CHALLENGE:
How many lines in the records below hold the string "河北雄安新区规划纲要"? Please answer with the number and nothing more.

[Saved data entries]
————

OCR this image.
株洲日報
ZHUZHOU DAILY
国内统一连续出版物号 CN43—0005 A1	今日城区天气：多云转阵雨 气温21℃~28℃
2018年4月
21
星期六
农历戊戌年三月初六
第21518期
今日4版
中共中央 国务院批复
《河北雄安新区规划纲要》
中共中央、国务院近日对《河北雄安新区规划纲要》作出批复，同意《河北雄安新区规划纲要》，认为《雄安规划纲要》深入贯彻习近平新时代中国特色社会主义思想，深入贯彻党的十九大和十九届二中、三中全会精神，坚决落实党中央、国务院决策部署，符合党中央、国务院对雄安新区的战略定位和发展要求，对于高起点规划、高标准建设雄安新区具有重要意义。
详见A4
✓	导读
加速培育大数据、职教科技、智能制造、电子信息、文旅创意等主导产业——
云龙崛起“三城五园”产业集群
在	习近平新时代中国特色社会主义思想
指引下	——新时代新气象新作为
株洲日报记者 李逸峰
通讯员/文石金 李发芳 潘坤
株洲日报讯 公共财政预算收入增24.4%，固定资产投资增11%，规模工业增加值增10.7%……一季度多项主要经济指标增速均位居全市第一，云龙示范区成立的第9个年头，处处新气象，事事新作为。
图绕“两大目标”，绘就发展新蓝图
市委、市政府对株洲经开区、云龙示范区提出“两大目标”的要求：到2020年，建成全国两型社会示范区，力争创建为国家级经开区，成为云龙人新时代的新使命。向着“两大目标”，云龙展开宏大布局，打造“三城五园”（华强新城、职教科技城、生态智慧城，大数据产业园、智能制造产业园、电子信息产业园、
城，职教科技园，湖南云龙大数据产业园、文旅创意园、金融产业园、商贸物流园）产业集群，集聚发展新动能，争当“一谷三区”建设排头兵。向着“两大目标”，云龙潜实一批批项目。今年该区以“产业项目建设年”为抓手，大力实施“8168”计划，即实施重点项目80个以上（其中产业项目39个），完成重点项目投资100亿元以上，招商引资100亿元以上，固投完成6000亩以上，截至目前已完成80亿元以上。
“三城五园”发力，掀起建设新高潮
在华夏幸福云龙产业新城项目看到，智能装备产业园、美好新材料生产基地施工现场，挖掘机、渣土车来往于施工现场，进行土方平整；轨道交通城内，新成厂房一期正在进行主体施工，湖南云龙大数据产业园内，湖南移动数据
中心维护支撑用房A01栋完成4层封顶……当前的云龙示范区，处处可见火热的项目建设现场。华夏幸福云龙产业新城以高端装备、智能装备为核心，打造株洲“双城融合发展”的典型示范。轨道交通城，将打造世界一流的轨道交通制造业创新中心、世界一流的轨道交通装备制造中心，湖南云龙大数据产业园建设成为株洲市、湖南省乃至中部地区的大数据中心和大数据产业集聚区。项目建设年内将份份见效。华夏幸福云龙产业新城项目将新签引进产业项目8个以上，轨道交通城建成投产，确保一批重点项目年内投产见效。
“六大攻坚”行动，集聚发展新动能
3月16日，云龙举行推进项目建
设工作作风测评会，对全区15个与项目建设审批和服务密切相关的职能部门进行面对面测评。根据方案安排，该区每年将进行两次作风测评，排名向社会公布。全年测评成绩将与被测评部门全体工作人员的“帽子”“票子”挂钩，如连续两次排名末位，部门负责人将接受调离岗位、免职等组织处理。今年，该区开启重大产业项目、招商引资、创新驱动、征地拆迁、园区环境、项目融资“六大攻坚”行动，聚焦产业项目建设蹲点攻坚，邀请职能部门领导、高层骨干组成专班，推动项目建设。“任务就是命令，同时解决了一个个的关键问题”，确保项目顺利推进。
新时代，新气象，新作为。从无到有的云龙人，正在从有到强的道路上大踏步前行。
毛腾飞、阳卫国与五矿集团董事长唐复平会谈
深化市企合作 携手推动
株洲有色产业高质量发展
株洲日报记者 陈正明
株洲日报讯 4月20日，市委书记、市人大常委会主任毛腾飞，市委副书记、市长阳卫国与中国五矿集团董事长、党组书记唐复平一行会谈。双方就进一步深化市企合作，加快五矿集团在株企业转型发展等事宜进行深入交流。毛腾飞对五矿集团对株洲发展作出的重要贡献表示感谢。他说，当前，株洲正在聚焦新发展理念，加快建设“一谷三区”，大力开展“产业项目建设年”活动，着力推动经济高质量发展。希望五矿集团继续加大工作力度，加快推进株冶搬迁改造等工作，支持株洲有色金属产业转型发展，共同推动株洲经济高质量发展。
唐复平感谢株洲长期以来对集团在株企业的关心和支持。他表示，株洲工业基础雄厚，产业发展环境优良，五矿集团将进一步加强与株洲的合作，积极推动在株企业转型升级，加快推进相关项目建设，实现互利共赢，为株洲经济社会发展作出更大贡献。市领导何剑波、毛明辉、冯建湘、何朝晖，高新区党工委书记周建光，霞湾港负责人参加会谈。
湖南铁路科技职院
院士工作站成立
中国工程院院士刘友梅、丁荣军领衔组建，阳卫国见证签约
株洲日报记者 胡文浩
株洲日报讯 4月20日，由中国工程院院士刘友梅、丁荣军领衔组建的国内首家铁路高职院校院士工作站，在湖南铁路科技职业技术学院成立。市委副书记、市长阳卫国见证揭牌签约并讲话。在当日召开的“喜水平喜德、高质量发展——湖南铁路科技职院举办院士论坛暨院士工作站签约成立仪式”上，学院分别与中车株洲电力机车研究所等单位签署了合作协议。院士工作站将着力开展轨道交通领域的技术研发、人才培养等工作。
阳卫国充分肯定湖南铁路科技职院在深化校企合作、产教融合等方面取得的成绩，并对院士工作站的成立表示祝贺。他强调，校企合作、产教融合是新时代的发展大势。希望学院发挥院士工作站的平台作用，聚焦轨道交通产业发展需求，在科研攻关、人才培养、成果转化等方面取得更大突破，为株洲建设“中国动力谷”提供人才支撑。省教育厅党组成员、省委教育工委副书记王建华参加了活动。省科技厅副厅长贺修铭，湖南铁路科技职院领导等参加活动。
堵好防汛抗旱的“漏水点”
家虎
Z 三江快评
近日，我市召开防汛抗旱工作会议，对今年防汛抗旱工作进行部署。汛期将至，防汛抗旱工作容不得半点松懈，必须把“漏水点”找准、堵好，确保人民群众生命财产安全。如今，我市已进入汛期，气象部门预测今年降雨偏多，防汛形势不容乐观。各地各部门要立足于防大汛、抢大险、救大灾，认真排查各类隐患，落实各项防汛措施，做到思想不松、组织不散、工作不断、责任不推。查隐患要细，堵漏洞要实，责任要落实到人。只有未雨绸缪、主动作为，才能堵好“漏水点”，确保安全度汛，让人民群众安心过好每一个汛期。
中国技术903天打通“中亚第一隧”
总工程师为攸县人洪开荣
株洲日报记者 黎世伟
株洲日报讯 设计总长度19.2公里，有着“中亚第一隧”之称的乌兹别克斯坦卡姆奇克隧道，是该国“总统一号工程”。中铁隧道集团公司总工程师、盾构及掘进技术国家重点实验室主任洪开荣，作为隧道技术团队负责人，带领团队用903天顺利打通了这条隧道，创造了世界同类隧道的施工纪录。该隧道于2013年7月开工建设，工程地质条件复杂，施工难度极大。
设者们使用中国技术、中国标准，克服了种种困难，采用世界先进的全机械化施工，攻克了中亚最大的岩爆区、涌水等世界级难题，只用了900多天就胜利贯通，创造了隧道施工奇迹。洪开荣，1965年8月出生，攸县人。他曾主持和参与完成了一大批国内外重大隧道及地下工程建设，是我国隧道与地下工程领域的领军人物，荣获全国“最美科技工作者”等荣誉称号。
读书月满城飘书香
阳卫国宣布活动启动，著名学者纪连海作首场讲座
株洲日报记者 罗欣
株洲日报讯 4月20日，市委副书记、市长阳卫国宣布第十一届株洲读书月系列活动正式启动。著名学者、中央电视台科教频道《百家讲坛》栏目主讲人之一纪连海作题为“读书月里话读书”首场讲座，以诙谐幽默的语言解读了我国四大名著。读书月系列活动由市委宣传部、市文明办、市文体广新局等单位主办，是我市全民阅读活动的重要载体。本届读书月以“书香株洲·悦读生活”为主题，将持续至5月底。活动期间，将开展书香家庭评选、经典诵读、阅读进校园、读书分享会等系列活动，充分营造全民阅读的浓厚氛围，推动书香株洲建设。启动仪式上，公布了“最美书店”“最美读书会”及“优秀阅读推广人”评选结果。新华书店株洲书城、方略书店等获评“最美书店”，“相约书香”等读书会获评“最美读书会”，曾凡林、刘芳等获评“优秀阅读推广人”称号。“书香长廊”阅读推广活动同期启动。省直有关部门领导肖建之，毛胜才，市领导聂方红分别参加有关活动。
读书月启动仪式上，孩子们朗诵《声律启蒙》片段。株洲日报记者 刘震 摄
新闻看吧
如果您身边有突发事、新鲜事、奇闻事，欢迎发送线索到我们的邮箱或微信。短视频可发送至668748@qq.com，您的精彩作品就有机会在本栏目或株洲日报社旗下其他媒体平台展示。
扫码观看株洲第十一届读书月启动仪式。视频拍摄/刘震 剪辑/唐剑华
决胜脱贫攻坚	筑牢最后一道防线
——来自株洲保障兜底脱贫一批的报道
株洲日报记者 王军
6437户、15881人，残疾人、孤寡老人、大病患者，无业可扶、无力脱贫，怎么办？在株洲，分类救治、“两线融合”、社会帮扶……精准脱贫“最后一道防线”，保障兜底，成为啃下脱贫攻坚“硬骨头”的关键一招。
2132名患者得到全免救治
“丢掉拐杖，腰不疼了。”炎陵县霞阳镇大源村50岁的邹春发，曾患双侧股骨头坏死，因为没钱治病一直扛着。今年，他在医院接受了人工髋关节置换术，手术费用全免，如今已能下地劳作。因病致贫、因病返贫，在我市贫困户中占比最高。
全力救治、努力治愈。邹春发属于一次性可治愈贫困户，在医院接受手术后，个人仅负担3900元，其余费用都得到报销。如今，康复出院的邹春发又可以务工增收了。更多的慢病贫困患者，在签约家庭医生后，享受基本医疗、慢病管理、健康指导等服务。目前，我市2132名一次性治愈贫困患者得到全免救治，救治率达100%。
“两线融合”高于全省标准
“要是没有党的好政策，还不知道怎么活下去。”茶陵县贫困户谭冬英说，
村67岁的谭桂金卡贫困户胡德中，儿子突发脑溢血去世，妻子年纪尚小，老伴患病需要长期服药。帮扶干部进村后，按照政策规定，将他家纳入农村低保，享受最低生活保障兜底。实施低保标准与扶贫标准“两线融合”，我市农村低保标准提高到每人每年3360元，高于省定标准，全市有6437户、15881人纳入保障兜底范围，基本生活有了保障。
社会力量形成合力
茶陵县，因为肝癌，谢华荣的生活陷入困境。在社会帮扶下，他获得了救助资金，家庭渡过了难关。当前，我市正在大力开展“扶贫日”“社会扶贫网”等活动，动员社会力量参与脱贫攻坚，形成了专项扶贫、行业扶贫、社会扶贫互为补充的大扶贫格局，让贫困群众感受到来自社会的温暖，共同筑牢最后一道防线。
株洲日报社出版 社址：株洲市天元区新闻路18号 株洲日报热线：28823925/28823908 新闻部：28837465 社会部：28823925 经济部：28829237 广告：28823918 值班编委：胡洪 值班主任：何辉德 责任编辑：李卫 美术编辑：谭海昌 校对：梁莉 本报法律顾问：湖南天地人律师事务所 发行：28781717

————

REPLY:
2